## Task prompt
Reproduce the part of the bug report on MDS log rotation that begins at the words "This problem was" and stops after the words "this up. Standby!".

## Text block

Bug #19291
closedmds: log rotation doesn't work if mds has respawned
0%
Description
If an MDS respawns then its "comm" name becomes "exe" which confuses logrotate since it relies on killlall. What ends up happening is that logrotate will rename the current log to e.g. "ceph-mds.li1015-93.log.1", send SIGHUP to all processes named "ceph-mds" (there are none!), gzip the ceph-mds.li1015-93.log.1 to ceph-mds.li1015-93.log.1.gz and then unlink the original log ceph-mds.li1015-93.log.1. Unfortunately because ceph-mds does not get the SIGHUP, it will keep writing to the unlinked log inode until the disk space is consumed or ceph-mds dies.
This problem was introduced in 66a122025f6cf023cf7b2f3d8fbe4964fb7568a7 and discussed on ceph-devel here: https://www.spinics.net/lists/ceph-devel/msg33780.html
I'm going to suggest the simple (but very slightly racy) solution of calling prctl on startup to unconditionally change the name of the ceph-mds daemon to "ceph-mds". Thoughts?
Updated by Patrick Donnelly about 7 years ago
- Assignee set to Patrick Donnelly
- Priority changed from Normal to Urgent
- Source set to Development
- Component(FS) MDS added
Updated by Patrick Donnelly about 7 years ago
Sorry hit submit on accident before finishing writing this up. Standby!
Updated by Patrick Donnelly about 7 years ago
- Status changed from New to Fix Under Review
Updated by John Spray about 7 years ago
- Status changed from Fix Under Review to Resolved
Updated by Patrick Donnelly about 7 years ago
- Status changed from Resolved to Pending Backport
The bug is also in jewel 10.2.6, due to 6efad699249ba7c6928193dba111dbb23b606beb.
Updated by Nathan Cutler about 7 years ago
- Copied to Backport #19466: jewel: mds: log rotation doesn't work if mds has respawned added
Updated by Nathan Cutler over 6 years ago
- Status changed from Pending Backport to Resolved

## Supplied information
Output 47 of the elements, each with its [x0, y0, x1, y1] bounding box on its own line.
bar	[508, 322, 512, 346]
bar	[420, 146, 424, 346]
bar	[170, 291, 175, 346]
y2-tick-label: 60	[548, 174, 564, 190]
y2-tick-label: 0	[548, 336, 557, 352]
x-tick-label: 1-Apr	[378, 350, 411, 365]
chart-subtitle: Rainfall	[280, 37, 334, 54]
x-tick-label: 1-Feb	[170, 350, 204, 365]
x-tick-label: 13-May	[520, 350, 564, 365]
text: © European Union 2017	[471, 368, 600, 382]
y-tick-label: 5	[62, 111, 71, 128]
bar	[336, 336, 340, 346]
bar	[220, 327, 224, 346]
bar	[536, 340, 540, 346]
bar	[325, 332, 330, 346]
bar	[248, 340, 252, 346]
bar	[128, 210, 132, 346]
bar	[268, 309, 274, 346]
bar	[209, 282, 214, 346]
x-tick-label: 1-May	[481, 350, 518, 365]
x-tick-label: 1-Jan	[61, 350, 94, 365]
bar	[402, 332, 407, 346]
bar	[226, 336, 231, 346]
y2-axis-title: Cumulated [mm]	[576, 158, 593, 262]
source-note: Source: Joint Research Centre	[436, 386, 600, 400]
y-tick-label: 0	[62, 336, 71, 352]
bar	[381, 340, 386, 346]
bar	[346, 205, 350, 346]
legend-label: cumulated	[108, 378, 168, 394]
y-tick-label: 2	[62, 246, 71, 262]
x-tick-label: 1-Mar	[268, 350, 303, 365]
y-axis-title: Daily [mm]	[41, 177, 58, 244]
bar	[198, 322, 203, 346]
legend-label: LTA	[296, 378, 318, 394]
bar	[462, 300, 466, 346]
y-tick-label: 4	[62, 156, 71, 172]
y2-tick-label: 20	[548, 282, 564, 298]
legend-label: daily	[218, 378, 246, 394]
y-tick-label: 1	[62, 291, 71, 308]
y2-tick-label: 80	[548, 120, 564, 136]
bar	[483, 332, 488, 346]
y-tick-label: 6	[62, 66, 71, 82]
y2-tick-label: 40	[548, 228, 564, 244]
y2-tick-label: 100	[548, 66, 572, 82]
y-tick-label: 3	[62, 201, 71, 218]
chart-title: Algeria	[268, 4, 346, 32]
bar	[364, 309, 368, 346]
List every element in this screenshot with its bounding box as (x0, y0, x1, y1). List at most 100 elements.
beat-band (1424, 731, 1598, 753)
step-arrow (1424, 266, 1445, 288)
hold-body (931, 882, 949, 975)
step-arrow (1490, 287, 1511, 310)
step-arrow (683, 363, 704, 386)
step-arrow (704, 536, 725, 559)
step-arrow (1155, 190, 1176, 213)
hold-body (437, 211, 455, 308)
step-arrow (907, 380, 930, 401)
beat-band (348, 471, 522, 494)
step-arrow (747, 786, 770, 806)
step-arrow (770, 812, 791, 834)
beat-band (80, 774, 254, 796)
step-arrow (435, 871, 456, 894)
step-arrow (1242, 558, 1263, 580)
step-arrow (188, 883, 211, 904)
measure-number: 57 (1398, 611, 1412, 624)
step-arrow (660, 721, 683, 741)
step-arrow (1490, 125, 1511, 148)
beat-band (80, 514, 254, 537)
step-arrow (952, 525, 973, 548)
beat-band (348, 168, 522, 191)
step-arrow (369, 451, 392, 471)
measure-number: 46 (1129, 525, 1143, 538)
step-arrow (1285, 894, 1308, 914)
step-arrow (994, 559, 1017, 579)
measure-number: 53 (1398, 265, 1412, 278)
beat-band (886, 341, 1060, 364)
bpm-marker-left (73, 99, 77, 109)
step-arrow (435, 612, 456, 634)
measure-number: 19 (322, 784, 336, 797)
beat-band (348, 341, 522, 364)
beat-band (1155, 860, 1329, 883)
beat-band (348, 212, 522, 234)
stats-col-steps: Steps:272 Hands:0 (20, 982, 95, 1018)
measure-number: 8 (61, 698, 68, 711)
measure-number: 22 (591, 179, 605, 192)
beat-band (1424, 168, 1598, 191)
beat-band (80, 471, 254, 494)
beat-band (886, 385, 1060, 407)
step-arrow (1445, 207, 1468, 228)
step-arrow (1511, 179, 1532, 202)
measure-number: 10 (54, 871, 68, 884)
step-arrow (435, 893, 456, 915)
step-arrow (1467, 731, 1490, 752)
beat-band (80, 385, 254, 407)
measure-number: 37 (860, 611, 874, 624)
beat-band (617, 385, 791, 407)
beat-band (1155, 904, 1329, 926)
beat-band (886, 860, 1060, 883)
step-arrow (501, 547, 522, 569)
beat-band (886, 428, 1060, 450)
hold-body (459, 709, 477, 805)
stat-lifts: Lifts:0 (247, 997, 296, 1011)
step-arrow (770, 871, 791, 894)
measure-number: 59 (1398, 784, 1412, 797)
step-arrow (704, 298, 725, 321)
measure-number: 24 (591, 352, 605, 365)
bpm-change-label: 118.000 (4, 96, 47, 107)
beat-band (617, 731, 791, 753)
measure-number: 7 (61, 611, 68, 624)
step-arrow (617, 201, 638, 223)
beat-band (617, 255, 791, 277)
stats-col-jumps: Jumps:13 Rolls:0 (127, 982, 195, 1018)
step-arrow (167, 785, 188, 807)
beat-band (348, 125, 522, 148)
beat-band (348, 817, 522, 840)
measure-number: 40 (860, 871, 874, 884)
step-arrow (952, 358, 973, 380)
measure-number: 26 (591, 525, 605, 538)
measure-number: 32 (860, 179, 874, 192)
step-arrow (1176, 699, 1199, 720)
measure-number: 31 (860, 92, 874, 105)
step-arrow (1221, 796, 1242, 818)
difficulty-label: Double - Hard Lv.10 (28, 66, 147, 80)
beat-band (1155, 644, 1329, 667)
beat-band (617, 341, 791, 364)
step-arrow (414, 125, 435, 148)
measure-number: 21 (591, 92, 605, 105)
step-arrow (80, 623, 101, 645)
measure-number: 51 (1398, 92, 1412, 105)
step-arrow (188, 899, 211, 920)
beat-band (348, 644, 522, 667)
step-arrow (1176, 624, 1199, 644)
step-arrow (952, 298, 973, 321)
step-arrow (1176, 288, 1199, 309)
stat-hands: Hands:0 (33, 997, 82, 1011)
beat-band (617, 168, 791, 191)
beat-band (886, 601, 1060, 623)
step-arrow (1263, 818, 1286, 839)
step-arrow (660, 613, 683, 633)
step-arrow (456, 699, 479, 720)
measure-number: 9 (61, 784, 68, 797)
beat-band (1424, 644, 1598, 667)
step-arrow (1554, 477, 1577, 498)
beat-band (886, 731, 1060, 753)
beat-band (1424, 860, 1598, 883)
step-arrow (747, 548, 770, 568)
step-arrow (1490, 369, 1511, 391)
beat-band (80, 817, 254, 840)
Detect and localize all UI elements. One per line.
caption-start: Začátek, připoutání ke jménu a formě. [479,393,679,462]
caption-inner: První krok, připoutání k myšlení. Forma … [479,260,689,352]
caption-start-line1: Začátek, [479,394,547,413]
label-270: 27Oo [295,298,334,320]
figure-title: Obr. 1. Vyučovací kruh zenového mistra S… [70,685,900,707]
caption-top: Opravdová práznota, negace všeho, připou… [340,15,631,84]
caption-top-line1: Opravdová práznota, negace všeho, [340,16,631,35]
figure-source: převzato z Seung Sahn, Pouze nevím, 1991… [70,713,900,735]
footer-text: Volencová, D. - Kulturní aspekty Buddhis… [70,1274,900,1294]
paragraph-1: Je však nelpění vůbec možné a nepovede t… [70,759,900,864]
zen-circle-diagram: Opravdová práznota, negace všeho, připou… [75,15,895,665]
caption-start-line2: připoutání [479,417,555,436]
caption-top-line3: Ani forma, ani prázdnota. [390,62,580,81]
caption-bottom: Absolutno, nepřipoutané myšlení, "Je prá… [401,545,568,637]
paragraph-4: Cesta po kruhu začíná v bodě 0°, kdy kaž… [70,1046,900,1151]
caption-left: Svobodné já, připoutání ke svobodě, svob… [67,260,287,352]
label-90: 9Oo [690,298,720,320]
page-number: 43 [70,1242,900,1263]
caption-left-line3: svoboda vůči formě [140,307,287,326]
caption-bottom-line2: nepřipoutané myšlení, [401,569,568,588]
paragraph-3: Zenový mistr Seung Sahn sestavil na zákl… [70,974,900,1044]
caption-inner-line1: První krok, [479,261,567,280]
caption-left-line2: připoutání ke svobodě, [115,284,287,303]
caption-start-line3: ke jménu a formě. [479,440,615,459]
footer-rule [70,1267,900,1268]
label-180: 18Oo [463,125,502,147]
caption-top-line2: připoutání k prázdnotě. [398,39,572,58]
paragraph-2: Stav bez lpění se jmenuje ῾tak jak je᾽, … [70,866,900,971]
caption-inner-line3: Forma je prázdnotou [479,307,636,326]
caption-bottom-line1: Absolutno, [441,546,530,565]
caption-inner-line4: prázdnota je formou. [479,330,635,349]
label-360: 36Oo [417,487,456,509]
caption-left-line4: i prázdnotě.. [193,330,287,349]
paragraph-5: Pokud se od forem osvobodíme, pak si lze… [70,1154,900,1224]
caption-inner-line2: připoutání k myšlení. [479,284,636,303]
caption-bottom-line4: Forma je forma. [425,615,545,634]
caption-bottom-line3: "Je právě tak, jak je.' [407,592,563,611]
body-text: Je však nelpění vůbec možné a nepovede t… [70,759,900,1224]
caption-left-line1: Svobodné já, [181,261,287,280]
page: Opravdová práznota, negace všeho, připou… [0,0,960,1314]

## Answer for the task
This problem was introduced in 66a122025f6cf023cf7b2f3d8fbe4964fb7568a7 and discussed on ceph-devel here: https://www.spinics.net/lists/ceph-devel/msg33780.html
I'm going to suggest the simple (but very slightly racy) solution of calling prctl on startup to unconditionally change the name of the ceph-mds daemon to "ceph-mds". Thoughts?
Updated by Patrick Donnelly about 7 years ago
- Assignee set to Patrick Donnelly
- Priority changed from Normal to Urgent
- Source set to Development
- Component(FS) MDS added
Updated by Patrick Donnelly about 7 years ago
Sorry hit submit on accident before finishing writing this up. Standby!